* Extracted records
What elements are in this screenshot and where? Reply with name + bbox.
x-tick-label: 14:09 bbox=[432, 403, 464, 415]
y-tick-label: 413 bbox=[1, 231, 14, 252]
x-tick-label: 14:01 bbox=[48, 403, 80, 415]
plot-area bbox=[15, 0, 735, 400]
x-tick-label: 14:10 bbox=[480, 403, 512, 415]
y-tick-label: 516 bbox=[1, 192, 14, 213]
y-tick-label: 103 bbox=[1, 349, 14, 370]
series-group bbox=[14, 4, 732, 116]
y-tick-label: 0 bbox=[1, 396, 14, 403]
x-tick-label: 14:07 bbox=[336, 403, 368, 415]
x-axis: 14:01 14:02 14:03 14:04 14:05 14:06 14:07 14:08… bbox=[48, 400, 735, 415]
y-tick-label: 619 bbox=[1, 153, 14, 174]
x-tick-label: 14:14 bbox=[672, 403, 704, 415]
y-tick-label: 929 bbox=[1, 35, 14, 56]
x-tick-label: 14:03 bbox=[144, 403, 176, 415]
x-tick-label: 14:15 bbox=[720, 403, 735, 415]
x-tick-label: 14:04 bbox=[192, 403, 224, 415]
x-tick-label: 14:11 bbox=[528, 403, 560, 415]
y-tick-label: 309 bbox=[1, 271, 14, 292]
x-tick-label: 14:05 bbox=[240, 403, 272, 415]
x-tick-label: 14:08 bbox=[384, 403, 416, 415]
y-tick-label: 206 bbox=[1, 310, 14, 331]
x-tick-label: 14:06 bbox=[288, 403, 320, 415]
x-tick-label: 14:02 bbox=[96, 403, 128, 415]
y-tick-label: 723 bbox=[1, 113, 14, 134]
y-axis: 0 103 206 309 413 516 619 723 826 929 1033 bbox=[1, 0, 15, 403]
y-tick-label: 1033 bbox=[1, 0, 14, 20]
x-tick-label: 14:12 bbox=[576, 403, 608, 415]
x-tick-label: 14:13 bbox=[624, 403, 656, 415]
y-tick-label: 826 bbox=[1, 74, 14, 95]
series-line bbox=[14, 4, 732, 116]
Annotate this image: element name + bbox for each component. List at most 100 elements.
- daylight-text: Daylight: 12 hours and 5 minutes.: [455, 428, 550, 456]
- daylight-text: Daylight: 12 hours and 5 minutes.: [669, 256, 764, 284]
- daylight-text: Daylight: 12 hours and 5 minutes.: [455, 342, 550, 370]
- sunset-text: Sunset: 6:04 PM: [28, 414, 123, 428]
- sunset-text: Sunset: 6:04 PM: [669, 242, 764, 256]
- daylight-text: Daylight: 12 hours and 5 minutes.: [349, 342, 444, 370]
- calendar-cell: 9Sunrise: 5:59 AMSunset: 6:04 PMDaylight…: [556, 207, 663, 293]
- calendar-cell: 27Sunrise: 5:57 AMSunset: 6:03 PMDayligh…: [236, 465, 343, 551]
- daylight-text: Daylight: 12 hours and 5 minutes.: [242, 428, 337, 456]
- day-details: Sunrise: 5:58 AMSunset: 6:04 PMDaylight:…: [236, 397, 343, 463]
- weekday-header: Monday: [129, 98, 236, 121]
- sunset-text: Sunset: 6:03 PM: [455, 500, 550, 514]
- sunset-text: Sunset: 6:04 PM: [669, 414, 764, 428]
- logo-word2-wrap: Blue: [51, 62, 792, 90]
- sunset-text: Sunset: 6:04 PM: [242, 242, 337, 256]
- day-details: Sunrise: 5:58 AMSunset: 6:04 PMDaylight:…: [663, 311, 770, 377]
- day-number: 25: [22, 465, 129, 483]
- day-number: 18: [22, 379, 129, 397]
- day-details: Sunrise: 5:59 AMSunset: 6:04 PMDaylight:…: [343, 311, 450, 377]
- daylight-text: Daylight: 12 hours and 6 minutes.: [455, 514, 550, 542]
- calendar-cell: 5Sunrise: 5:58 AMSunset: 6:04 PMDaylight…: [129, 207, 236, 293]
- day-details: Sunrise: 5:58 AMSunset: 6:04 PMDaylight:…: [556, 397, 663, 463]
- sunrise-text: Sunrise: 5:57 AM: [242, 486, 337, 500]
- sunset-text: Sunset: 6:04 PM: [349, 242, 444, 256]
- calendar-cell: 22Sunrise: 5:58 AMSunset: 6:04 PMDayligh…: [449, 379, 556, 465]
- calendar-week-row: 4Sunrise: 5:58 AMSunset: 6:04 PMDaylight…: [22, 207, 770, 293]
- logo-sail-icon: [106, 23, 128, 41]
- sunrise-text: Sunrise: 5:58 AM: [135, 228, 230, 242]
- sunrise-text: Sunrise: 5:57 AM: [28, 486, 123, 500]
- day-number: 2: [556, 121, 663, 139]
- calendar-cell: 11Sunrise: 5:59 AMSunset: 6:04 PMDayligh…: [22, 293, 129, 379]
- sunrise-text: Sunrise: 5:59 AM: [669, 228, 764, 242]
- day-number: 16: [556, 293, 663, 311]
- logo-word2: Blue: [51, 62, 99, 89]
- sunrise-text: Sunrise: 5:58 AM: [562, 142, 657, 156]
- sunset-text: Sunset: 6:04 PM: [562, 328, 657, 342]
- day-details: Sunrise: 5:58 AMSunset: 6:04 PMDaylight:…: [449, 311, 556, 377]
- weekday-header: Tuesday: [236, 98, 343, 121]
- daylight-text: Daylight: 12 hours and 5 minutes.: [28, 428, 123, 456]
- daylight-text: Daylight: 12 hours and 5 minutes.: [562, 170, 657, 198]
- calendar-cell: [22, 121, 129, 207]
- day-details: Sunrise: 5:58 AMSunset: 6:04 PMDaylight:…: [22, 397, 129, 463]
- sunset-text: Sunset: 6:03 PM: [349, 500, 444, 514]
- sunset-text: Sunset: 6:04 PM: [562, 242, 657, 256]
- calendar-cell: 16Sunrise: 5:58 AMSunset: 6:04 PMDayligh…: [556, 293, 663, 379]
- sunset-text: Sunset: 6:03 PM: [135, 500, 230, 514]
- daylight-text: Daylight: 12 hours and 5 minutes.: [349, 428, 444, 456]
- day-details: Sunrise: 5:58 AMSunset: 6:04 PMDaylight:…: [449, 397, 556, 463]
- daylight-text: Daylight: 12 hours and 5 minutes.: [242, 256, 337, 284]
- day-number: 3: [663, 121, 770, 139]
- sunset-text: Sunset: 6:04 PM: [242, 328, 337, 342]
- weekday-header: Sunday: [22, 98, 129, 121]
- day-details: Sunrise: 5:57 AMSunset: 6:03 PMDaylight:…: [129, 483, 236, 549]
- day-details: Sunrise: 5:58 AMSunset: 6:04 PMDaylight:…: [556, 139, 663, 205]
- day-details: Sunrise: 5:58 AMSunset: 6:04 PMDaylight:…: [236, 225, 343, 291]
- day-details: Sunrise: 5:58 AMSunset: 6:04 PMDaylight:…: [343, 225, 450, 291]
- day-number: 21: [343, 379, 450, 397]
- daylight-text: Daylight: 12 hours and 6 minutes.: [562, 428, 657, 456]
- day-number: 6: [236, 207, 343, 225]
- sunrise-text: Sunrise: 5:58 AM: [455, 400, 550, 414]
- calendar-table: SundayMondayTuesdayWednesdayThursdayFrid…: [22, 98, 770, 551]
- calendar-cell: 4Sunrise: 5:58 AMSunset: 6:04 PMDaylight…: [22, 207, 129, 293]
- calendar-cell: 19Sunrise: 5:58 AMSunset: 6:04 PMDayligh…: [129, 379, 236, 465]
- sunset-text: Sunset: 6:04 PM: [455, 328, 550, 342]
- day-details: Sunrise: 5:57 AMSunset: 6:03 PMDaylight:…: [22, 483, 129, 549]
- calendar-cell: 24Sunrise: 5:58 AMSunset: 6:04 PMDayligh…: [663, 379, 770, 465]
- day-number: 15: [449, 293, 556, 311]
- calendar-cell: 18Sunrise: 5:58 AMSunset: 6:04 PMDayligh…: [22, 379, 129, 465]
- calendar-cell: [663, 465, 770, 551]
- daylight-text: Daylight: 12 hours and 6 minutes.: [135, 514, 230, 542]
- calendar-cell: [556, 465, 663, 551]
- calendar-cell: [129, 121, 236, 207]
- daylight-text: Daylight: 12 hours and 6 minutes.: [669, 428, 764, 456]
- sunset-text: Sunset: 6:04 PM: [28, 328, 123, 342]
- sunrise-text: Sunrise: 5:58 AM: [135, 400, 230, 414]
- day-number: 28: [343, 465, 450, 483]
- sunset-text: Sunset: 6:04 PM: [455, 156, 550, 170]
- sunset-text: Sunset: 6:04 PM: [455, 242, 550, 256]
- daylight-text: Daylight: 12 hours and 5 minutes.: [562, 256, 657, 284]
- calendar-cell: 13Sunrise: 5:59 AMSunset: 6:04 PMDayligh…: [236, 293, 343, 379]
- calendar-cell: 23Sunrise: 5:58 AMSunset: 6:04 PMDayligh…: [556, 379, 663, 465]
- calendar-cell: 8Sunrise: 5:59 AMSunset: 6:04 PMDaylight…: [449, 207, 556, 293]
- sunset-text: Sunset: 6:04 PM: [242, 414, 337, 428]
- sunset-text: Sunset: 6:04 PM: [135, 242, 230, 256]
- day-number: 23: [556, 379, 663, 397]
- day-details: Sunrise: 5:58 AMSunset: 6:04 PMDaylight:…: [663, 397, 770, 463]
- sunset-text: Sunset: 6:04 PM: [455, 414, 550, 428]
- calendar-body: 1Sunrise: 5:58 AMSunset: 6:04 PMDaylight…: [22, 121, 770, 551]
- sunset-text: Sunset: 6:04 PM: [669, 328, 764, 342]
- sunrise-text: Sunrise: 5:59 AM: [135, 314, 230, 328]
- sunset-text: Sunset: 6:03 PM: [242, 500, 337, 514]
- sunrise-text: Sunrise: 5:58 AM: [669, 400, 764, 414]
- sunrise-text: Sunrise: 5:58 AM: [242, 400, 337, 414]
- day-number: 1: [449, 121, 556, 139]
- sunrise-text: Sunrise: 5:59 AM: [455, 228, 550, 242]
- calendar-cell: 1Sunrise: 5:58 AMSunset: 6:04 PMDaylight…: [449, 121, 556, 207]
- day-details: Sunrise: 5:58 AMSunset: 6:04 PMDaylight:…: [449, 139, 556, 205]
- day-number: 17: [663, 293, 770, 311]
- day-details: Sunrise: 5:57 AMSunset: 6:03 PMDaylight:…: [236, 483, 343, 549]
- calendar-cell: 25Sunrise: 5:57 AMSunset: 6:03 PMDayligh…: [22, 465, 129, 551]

* The request
Format the records as a Markdown table with the columns Row and Record line. Cover everything from the first line of the records through the line containing "x-tick-label: 14:12 bbox=[576, 403, 608, 415]", both included, and skip any blank lines.

* Worked answer
| Row | Record line |
|---|---|
| 1 | What elements are in this screenshot and where? Reply with name + bbox. |
| 2 | x-tick-label: 14:09 bbox=[432, 403, 464, 415] |
| 3 | y-tick-label: 413 bbox=[1, 231, 14, 252] |
| 4 | x-tick-label: 14:01 bbox=[48, 403, 80, 415] |
| 5 | plot-area bbox=[15, 0, 735, 400] |
| 6 | x-tick-label: 14:10 bbox=[480, 403, 512, 415] |
| 7 | y-tick-label: 516 bbox=[1, 192, 14, 213] |
| 8 | y-tick-label: 103 bbox=[1, 349, 14, 370] |
| 9 | series-group bbox=[14, 4, 732, 116] |
| 10 | y-tick-label: 0 bbox=[1, 396, 14, 403] |
| 11 | x-tick-label: 14:07 bbox=[336, 403, 368, 415] |
| 12 | x-axis: 14:01 14:02 14:03 14:04 14:05 14:06 14:07 14:08… bbox=[48, 400, 735, 415] |
| 13 | y-tick-label: 619 bbox=[1, 153, 14, 174] |
| 14 | x-tick-label: 14:14 bbox=[672, 403, 704, 415] |
| 15 | y-tick-label: 929 bbox=[1, 35, 14, 56] |
| 16 | x-tick-label: 14:03 bbox=[144, 403, 176, 415] |
| 17 | x-tick-label: 14:15 bbox=[720, 403, 735, 415] |
| 18 | x-tick-label: 14:04 bbox=[192, 403, 224, 415] |
| 19 | x-tick-label: 14:11 bbox=[528, 403, 560, 415] |
| 20 | y-tick-label: 309 bbox=[1, 271, 14, 292] |
| 21 | x-tick-label: 14:05 bbox=[240, 403, 272, 415] |
| 22 | x-tick-label: 14:08 bbox=[384, 403, 416, 415] |
| 23 | y-tick-label: 206 bbox=[1, 310, 14, 331] |
| 24 | x-tick-label: 14:06 bbox=[288, 403, 320, 415] |
| 25 | x-tick-label: 14:02 bbox=[96, 403, 128, 415] |
| 26 | y-tick-label: 723 bbox=[1, 113, 14, 134] |
| 27 | y-axis: 0 103 206 309 413 516 619 723 826 929 1033 bbox=[1, 0, 15, 403] |
| 28 | y-tick-label: 1033 bbox=[1, 0, 14, 20] |
| 29 | x-tick-label: 14:12 bbox=[576, 403, 608, 415] |